SUPPLIED PASSAGE:

The stuff of great SF? The last 10 minutes are total fantasy. But the flight to the robot factory is amazing I'll give you that. And kudos to the filmmakers for envisioning advanced synthetic species that aren't all voot, kachunk, vooooot. If you get my meaning.

jamaul
08-25-2009, 06:26 PM
I'll never forget when I first saw this movie. I think it was the first movie I ever saw where I walked out of the theater with more questions than answers.

This'll make my top ten of the decade for sure.

D_Davis
08-25-2009, 07:31 PM
The stuff of great SF? The last 10 minutes are total fantasy.

It's not fantasy at all. It beautifully tackles the meaning of perceived reality and the meaning of the self, tropes that SF has dealt with since its conception. It may use fantastic imagery, imagery steeped in fairy tales really, but it's themes are classically SF.

jamaul
08-25-2009, 07:48 PM
It's not fantasy at all. It beautifully tackles the meaning of perceived reality and the meaning of the self, tropes that SF has dealt with since its conception. It may use fantastic imagery, imagery steeped in fairy tales really, but it's themes are classically SF.

Region and label listings:
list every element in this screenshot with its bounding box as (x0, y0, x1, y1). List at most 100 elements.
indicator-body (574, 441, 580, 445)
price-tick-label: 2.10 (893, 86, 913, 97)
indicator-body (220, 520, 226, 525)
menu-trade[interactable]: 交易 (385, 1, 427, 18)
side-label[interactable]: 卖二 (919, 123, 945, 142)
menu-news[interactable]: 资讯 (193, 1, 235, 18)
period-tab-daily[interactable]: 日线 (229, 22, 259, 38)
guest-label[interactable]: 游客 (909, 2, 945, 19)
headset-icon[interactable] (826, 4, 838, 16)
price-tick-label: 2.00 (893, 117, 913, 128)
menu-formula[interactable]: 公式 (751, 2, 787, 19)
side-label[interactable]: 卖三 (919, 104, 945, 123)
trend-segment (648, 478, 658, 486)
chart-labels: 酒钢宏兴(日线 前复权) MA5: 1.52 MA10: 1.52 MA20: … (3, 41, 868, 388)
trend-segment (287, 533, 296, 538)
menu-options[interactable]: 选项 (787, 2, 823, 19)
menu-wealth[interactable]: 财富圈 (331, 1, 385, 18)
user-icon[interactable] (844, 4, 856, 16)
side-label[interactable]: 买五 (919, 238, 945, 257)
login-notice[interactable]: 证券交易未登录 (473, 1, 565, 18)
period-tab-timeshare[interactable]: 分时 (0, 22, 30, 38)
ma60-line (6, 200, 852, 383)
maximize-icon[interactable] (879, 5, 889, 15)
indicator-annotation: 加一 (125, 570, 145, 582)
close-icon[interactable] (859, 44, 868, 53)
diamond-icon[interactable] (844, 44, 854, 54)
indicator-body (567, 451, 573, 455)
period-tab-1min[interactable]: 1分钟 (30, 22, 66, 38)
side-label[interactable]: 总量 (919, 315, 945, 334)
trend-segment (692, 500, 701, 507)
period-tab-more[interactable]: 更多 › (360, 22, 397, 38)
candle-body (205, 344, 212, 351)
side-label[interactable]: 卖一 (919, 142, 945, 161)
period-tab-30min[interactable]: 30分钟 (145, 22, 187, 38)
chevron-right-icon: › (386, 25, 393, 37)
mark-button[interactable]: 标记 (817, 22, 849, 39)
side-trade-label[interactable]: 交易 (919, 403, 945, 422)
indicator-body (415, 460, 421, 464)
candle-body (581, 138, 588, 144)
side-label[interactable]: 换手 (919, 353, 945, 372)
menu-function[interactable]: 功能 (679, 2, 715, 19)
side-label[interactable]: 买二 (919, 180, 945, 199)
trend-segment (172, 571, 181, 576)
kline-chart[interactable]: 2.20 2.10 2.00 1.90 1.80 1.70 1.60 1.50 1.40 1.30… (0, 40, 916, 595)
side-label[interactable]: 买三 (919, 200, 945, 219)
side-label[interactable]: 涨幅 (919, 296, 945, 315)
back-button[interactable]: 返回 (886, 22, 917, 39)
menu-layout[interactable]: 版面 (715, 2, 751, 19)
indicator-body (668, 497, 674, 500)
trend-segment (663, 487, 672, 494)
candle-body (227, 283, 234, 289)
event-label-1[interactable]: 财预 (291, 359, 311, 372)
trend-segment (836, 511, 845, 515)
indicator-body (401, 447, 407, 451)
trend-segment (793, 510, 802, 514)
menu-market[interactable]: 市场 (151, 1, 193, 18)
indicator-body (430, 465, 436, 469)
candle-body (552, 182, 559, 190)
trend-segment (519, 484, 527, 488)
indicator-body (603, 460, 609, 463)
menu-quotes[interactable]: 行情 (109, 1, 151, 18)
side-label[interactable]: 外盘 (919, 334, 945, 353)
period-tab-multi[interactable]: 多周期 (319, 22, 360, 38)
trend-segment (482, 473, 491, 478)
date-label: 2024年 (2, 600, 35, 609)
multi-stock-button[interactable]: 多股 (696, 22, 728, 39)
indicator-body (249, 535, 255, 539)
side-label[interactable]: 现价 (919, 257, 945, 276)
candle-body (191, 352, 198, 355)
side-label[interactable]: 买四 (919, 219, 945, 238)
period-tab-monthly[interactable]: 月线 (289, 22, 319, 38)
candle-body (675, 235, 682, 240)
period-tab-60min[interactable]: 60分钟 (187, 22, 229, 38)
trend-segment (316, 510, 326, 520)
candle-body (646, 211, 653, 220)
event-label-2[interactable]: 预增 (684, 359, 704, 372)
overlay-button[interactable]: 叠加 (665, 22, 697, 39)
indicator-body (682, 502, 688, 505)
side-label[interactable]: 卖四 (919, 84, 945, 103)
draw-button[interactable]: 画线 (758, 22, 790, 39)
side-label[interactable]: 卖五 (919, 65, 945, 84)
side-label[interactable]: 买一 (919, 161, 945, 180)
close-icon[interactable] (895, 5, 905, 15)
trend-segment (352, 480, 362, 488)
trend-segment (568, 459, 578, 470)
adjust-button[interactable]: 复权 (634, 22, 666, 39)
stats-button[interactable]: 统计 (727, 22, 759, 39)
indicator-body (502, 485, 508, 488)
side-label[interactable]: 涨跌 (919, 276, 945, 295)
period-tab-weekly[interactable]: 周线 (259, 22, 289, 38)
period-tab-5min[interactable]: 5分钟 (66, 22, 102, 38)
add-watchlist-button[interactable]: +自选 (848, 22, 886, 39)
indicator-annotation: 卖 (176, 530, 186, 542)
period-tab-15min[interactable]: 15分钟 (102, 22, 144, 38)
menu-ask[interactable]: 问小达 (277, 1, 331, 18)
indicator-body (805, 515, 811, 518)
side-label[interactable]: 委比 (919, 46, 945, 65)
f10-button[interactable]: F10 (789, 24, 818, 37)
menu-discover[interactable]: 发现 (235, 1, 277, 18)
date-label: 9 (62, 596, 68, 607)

LIST OF TASKS:
a. Decide whether each statement agrees with the forum thread about the film. Answer yes or no for each, and quote the words of the thread that decide it.
(i) The opening post calls the flight to the robot factory amazing.
(ii) jamaul expects the movie to miss a top-ten list of the decade.
(iii) D_Davis argues that the film is not fantasy.
b. Please write the next part of the forum thread about the film, picking up right after its last line.
The records are separate material from the forum thread about the film.

SOLVED TASKS:
a.
(i) Yes: "But the flight to the robot factory is amazing I'll give you that."
(ii) No: "This'll make my top ten of the decade for sure."
(iii) Yes: "It's not fantasy at all."

b.
It's pretty philosophical too. I always thought David's journey to become real mirrored any of our journey for any particular philosophical or metaphysical truth or fulfillment. It's chilling, because David lives amongst his creator, and once his creator becomes extinct, all that is left is the creation, itself seeking the same philosophical and metaphysical answers we have sought since the dawn of man. The frozen city of the future at the end of A.I. is so chilling, so disturbing.

Ezee E
08-25-2009, 07:53 PM
Here's where all of Spielberg's weaknesses in other movies seem to work here. The teddy bear. Great. Mother figure. Works. Change of pace at the end... Depends on how you see it. Sometimes I like it, sometimes I don't.

And yes, Gigolo Joe. Hmm... Could he be the best Spielberg character out there?

Spinal
08-25-2009, 08:00 PM
And yes, Gigolo Joe. Hmm... Could he be the best Spielberg character out there?

Amon Goeth, methinks.

Eleven
08-25-2009, 08:03 PM
Amon Goeth, methinks.

Quint, Indy, and ET are up there as well.

BuffaloWilder
08-25-2009, 09:07 PM
I propose that once all is said and done, those of us who have blogs should condense and re-publish it under our own banner.

If I wanted to be really ambitious, I'd say we should do this more often, and publish it in a blog of some form or another, if only so that we could point and laugh at Film of the Month Club and say - "look FMC, Match-Cut has it's own blog. Ha ha ha."

http://simpsons-scripts.wdfiles.com/local--files/start/homer-simpson

So.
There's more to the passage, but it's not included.